* What to do *
Copy each of the following records line for line, without changing anything.

* Working data *
───

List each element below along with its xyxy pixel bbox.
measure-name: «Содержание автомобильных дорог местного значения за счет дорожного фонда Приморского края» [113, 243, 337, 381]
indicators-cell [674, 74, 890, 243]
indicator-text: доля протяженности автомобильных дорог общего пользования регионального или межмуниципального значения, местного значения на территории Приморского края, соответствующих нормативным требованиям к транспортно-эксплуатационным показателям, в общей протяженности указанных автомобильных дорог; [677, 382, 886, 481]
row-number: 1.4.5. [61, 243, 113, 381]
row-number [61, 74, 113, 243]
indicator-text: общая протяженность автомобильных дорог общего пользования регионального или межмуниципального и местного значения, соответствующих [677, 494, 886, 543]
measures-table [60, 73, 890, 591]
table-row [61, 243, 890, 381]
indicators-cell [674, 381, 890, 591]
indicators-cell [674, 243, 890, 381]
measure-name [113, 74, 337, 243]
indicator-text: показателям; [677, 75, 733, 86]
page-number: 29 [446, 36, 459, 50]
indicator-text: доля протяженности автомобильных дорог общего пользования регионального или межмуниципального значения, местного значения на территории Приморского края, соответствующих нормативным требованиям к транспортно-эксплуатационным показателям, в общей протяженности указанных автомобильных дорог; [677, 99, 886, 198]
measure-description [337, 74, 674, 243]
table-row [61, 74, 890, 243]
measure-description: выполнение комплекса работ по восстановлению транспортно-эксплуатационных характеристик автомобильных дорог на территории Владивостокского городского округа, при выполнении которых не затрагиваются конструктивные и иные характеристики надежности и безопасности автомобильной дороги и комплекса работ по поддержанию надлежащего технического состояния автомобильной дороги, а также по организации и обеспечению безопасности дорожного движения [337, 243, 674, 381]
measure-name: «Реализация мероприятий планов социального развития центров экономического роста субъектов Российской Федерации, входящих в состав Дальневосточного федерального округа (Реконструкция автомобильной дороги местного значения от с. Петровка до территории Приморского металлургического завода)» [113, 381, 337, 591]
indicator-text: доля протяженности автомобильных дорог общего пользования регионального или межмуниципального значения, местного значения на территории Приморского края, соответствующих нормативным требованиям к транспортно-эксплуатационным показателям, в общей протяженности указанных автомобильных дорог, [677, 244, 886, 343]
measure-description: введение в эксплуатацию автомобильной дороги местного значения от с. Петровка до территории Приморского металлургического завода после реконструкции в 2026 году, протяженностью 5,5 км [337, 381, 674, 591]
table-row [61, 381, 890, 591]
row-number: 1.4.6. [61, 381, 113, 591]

───

* Answer *
List each element below along with its xyxy pixel bbox.
measure-name: «Содержание автомобильных дорог местного значения за счет дорожного фонда Приморского края» [113, 243, 337, 381]
indicators-cell [674, 74, 890, 243]
indicator-text: доля протяженности автомобильных дорог общего пользования регионального или межмуниципального значения, местного значения на территории Приморского края, соответствующих нормативным требованиям к транспортно-эксплуатационным показателям, в общей протяженности указанных автомобильных дорог; [677, 382, 886, 481]
row-number: 1.4.5. [61, 243, 113, 381]
row-number [61, 74, 113, 243]
indicator-text: общая протяженность автомобильных дорог общего пользования регионального или межмуниципального и местного значения, соответствующих [677, 494, 886, 543]
measures-table [60, 73, 890, 591]
table-row [61, 243, 890, 381]
indicators-cell [674, 381, 890, 591]
indicators-cell [674, 243, 890, 381]
measure-name [113, 74, 337, 243]
indicator-text: показателям; [677, 75, 733, 86]
page-number: 29 [446, 36, 459, 50]
indicator-text: доля протяженности автомобильных дорог общего пользования регионального или межмуниципального значения, местного значения на территории Приморского края, соответствующих нормативным требованиям к транспортно-эксплуатационным показателям, в общей протяженности указанных автомобильных дорог; [677, 99, 886, 198]
measure-description [337, 74, 674, 243]
table-row [61, 74, 890, 243]
measure-description: выполнение комплекса работ по восстановлению транспортно-эксплуатационных характеристик автомобильных дорог на территории Владивостокского городского округа, при выполнении которых не затрагиваются конструктивные и иные характеристики надежности и безопасности автомобильной дороги и комплекса работ по поддержанию надлежащего технического состояния автомобильной дороги, а также по организации и обеспечению безопасности дорожного движения [337, 243, 674, 381]
measure-name: «Реализация мероприятий планов социального развития центров экономического роста субъектов Российской Федерации, входящих в состав Дальневосточного федерального округа (Реконструкция автомобильной дороги местного значения от с. Петровка до территории Приморского металлургического завода)» [113, 381, 337, 591]
indicator-text: доля протяженности автомобильных дорог общего пользования регионального или межмуниципального значения, местного значения на территории Приморского края, соответствующих нормативным требованиям к транспортно-эксплуатационным показателям, в общей протяженности указанных автомобильных дорог, [677, 244, 886, 343]
measure-description: введение в эксплуатацию автомобильной дороги местного значения от с. Петровка до территории Приморского металлургического завода после реконструкции в 2026 году, протяженностью 5,5 км [337, 381, 674, 591]
table-row [61, 381, 890, 591]
row-number: 1.4.6. [61, 381, 113, 591]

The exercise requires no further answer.